• _Extracted records_:
☆ ☆ ☆
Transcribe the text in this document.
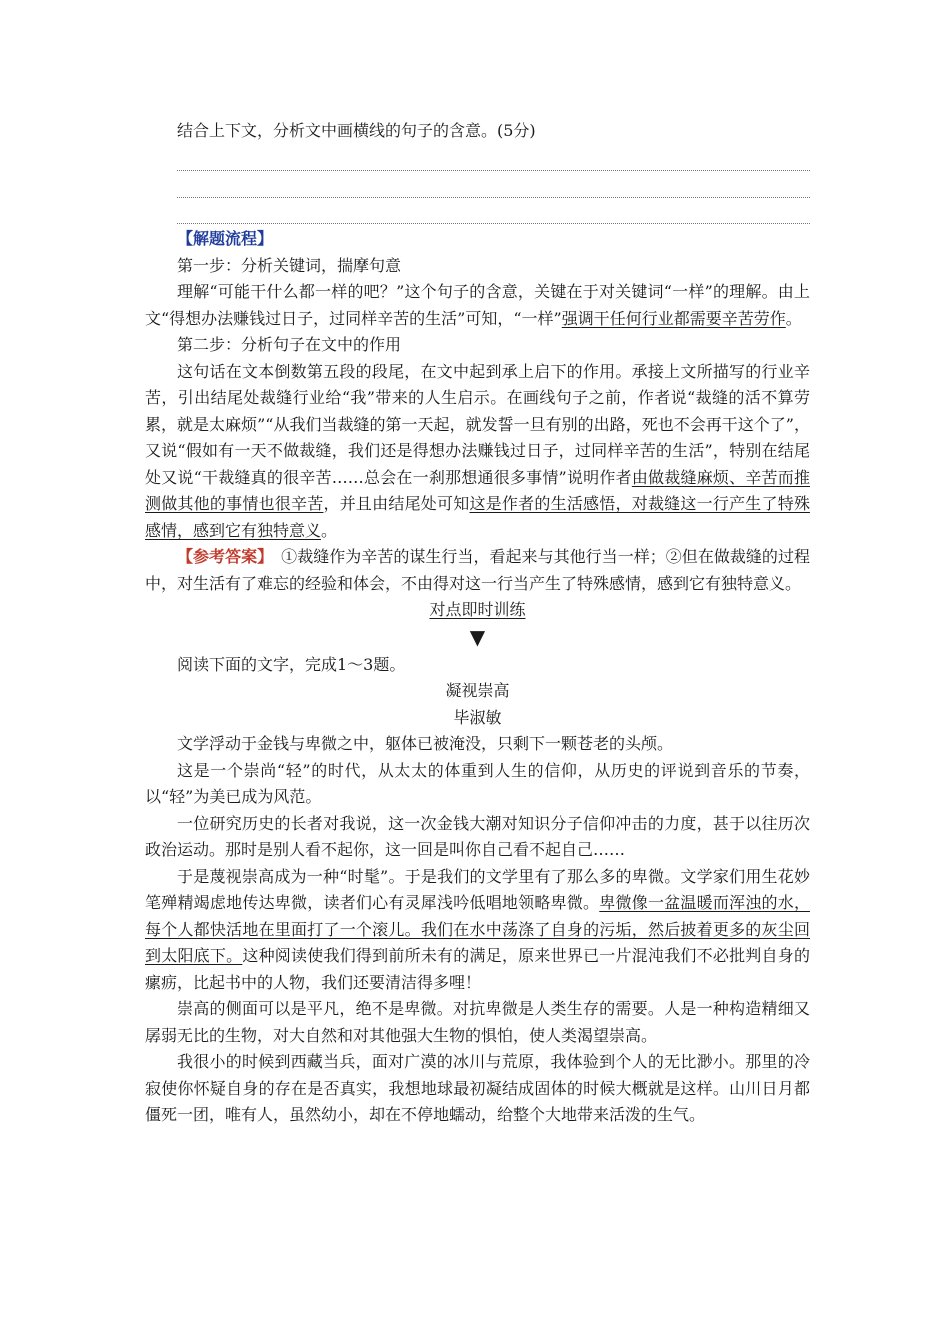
结合上下文，分析文中画横线的句子的含意。(5分)

【解题流程】

第一步：分析关键词，揣摩句意

理解“可能干什么都一样的吧？”这个句子的含意，关键在于对关键词“一样”的理解。由上文“得想办法赚钱过日子，过同样辛苦的生活”可知，“一样”强调干任何行业都需要辛苦劳作。

第二步：分析句子在文中的作用

这句话在文本倒数第五段的段尾，在文中起到承上启下的作用。承接上文所描写的行业辛苦，引出结尾处裁缝行业给“我”带来的人生启示。在画线句子之前，作者说“裁缝的活不算劳累，就是太麻烦”“从我们当裁缝的第一天起，就发誓一旦有别的出路，死也不会再干这个了”，又说“假如有一天不做裁缝，我们还是得想办法赚钱过日子，过同样辛苦的生活”，特别在结尾处又说“干裁缝真的很辛苦……总会在一刹那想通很多事情”说明作者由做裁缝麻烦、辛苦而推测做其他的事情也很辛苦，并且由结尾处可知这是作者的生活感悟，对裁缝这一行产生了特殊感情，感到它有独特意义。

【参考答案】　①裁缝作为辛苦的谋生行当，看起来与其他行当一样；②但在做裁缝的过程中，对生活有了难忘的经验和体会，不由得对这一行当产生了特殊感情，感到它有独特意义。

对点即时训练

▼

阅读下面的文字，完成1～3题。

凝视崇高

毕淑敏

文学浮动于金钱与卑微之中，躯体已被淹没，只剩下一颗苍老的头颅。

这是一个崇尚“轻”的时代，从太太的体重到人生的信仰，从历史的评说到音乐的节奏，以“轻”为美已成为风范。

一位研究历史的长者对我说，这一次金钱大潮对知识分子信仰冲击的力度，甚于以往历次政治运动。那时是别人看不起你，这一回是叫你自己看不起自己……

于是蔑视崇高成为一种“时髦”。于是我们的文学里有了那么多的卑微。文学家们用生花妙笔殚精竭虑地传达卑微，读者们心有灵犀浅吟低唱地领略卑微。卑微像一盆温暖而浑浊的水，每个人都快活地在里面打了一个滚儿。我们在水中荡涤了自身的污垢，然后披着更多的灰尘回到太阳底下。这种阅读使我们得到前所未有的满足，原来世界已一片混沌我们不必批判自身的瘰疬，比起书中的人物，我们还要清洁得多哩！

崇高的侧面可以是平凡，绝不是卑微。对抗卑微是人类生存的需要。人是一种构造精细又孱弱无比的生物，对大自然和对其他强大生物的惧怕，使人类渴望崇高。

我很小的时候到西藏当兵，面对广漠的冰川与荒原，我体验到个人的无比渺小。那里的冷寂使你怀疑自身的存在是否真实，我想地球最初凝结成固体的时候大概就是这样。山川日月都僵死一团，唯有人，虽然幼小，却在不停地蠕动，给整个大地带来活泼的生气。
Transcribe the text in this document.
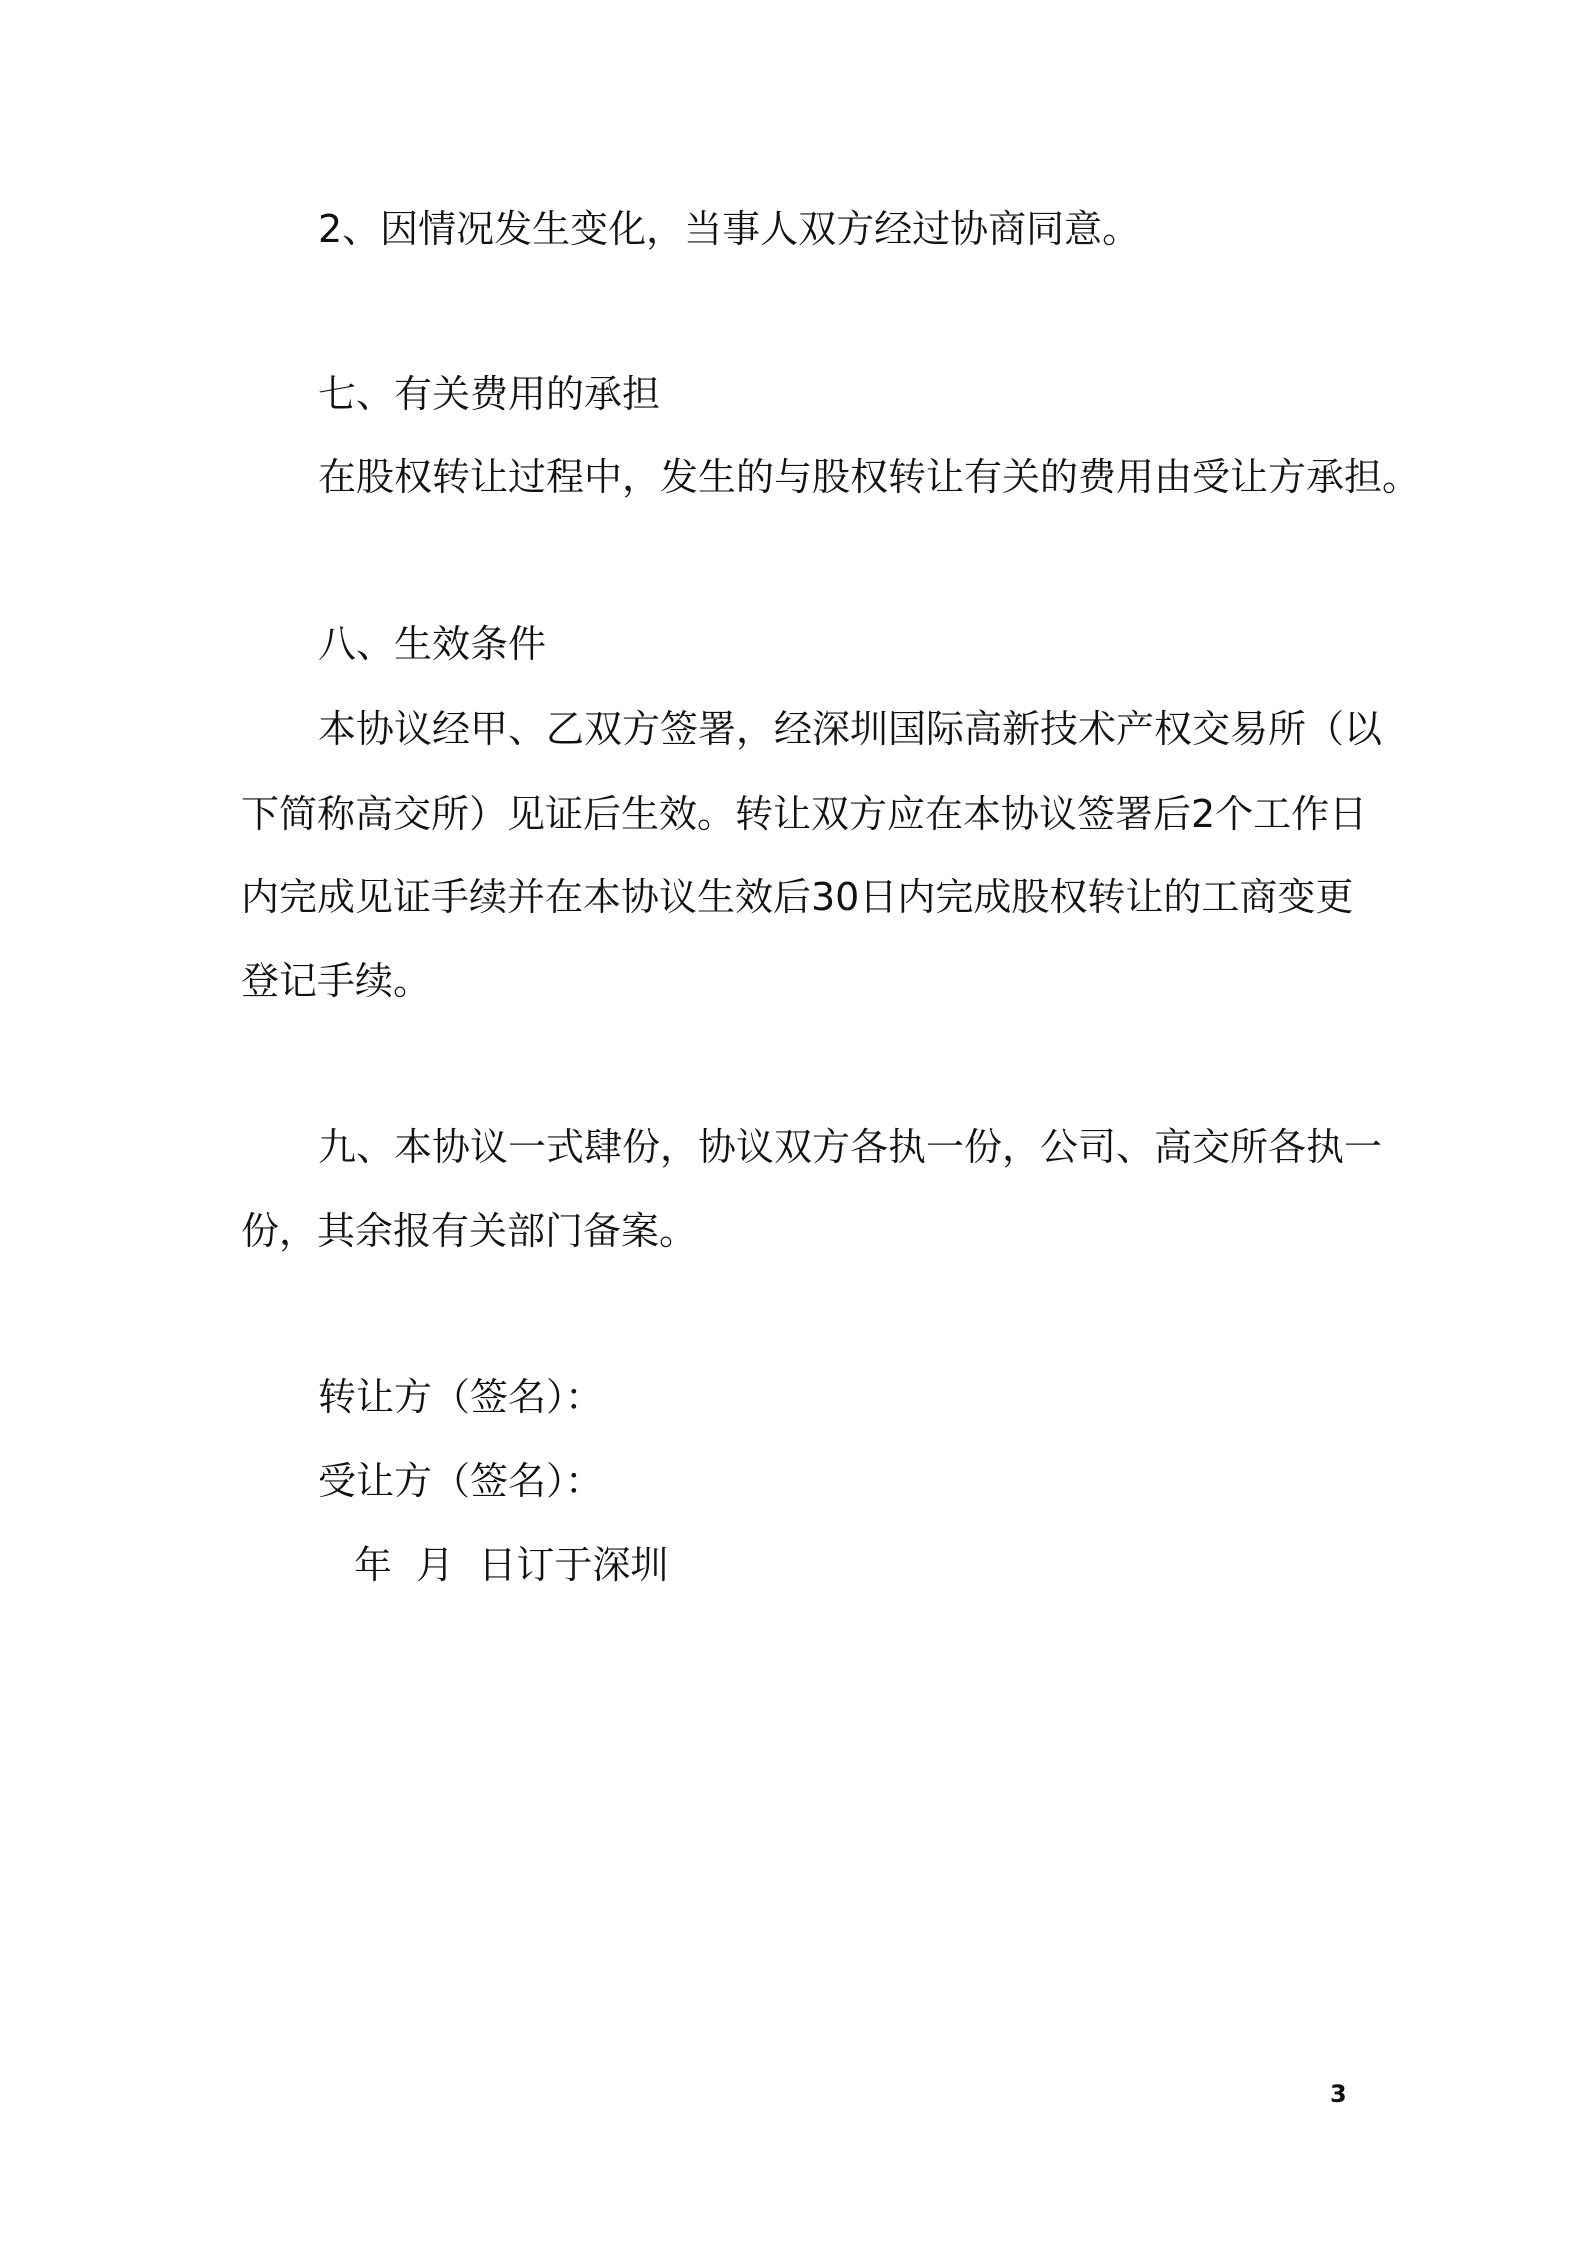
2、因情况发生变化，当事人双方经过协商同意。

七、有关费用的承担

在股权转让过程中，发生的与股权转让有关的费用由受让方承担。

八、生效条件

本协议经甲、乙双方签署，经深圳国际高新技术产权交易所（以

下简称高交所）见证后生效。转让双方应在本协议签署后2个工作日

内完成见证手续并在本协议生效后30日内完成股权转让的工商变更

登记手续。

九、本协议一式肆份，协议双方各执一份，公司、高交所各执一

份，其余报有关部门备案。

转让方（签名）：

受让方（签名）：

年  月  日订于深圳

3
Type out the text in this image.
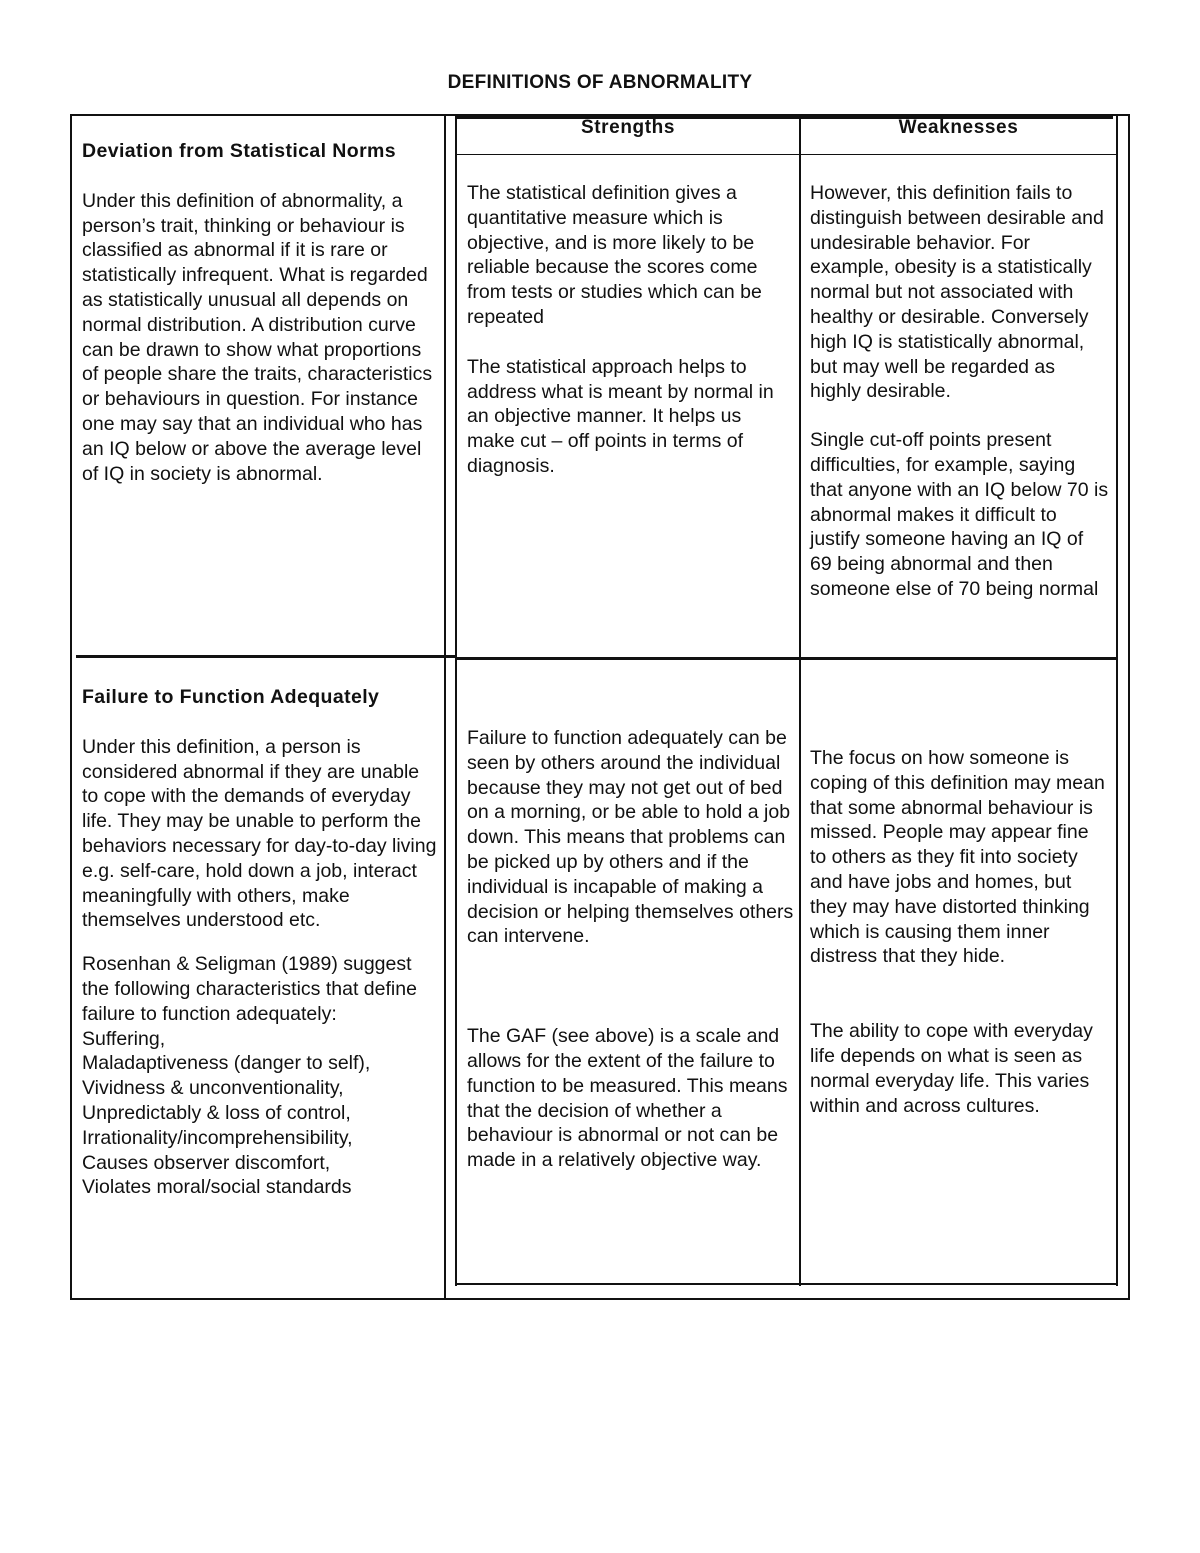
DEFINITIONS OF ABNORMALITY
Strengths	Weaknesses

Deviation from Statistical Norms

Under this definition of abnormality, a person’s trait, thinking or behaviour is classified as abnormal if it is rare or statistically infrequent. What is regarded as statistically unusual all depends on normal distribution. A distribution curve can be drawn to show what proportions of people share the traits, characteristics or behaviours in question. For instance one may say that an individual who has an IQ below or above the average level of IQ in society is abnormal.

The statistical definition gives a quantitative measure which is objective, and is more likely to be reliable because the scores come from tests or studies which can be repeated

The statistical approach helps to address what is meant by normal in an objective manner. It helps us make cut – off points in terms of diagnosis.

However, this definition fails to distinguish between desirable and undesirable behavior. For example, obesity is a statistically normal but not associated with healthy or desirable. Conversely high IQ is statistically abnormal, but may well be regarded as highly desirable.

Single cut-off points present difficulties, for example, saying that anyone with an IQ below 70 is abnormal makes it difficult to justify someone having an IQ of 69 being abnormal and then someone else of 70 being normal

Failure to Function Adequately

Under this definition, a person is considered abnormal if they are unable to cope with the demands of everyday life. They may be unable to perform the behaviors necessary for day-to-day living e.g. self-care, hold down a job, interact meaningfully with others, make themselves understood etc.

Rosenhan & Seligman (1989) suggest the following characteristics that define failure to function adequately:

Suffering,
Maladaptiveness (danger to self),
Vividness & unconventionality,
Unpredictably & loss of control,
Irrationality/incomprehensibility,
Causes observer discomfort,
Violates moral/social standards

Failure to function adequately can be seen by others around the individual because they may not get out of bed on a morning, or be able to hold a job down. This means that problems can be picked up by others and if the individual is incapable of making a decision or helping themselves others can intervene.

The GAF (see above) is a scale and allows for the extent of the failure to function to be measured. This means that the decision of whether a behaviour is abnormal or not can be made in a relatively objective way.

The focus on how someone is coping of this definition may mean that some abnormal behaviour is missed. People may appear fine to others as they fit into society and have jobs and homes, but they may have distorted thinking which is causing them inner distress that they hide.

The ability to cope with everyday life depends on what is seen as normal everyday life. This varies within and across cultures.
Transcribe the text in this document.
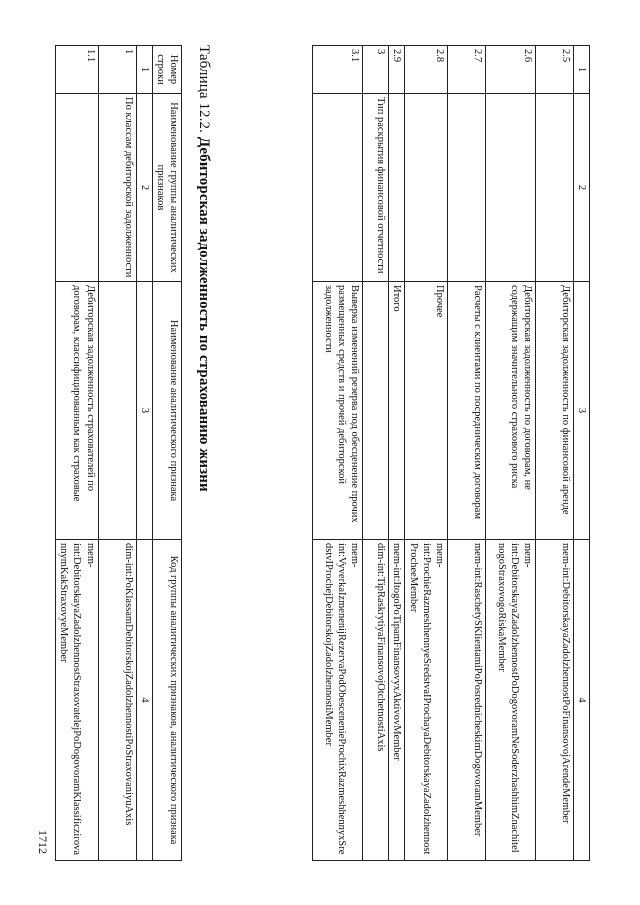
1	2	3	4
2.5		Дебиторская задолженность по финансовой аренде	mem-int:DebitorskayaZadolzhennostPoFinansovojArendeMember
2.6		Дебиторская задолженность по договорам, не содержащим значительного страхового риска	mem-int:DebitorskayaZadolzhennostPoDogovoramNeSoderzhashhimZnachitelnogoStraxovogoRiskaMember
2.7		Расчеты с клиентами по посредническим договорам	mem-int:RaschetySKlientamiPoPosrednicheskimDogovoramMember
2.8		Прочее	mem-int:ProchieRazmeshhennyeSredstvaIProchayaDebitorskayaZadolzhennostProcheeMember
2.9		Итого	mem-int:ItogoPoTipamFinansovyxAktivovMember
3	Тип раскрытия финансовой отчетности		dim-int:TipRaskrytiyaFinansovojOtchetnostiAxis
3.1		Выверка изменений резерва под обесценение прочих размещенных средств и прочей дебиторской задолженности	mem-int:VyverkaIzmenenijRezervaPodObescenenieProchixRazmeshhennyxSredstvIProchejDebitorskojZadolzhennostiMember
Таблица 12.2. Дебиторская задолженность по страхованию жизни
Номер строки	Наименование группы аналитических признаков	Наименование аналитического признака	Код группы аналитических признаков, аналитического признака
1	2	3	4
1	По классам дебиторской задолженности		dim-int:PoKlassamDebitorskojZadolzhennostiPoStraxovaniyuAxis
1.1		Дебиторская задолженность страхователей по договорам, классифицированным как страховые	mem-int:DebitorskayaZadolzhennostStraxovatelejPoDogovoramKlassificzirovannymKakStraxovyeMember
1712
☆ ☆ ☆
• _What you have to do_: Every line above that contains the word "because" should be reported.

• _Solution_:
The statistical definition gives a quantitative measure which is objective, and is more likely to be reliable because the scores come from tests or studies which can be repeated
Failure to function adequately can be seen by others around the individual because they may not get out of bed on a morning, or be able to hold a job down. This means that problems can be picked up by others and if the individual is incapable of making a decision or helping themselves others can intervene.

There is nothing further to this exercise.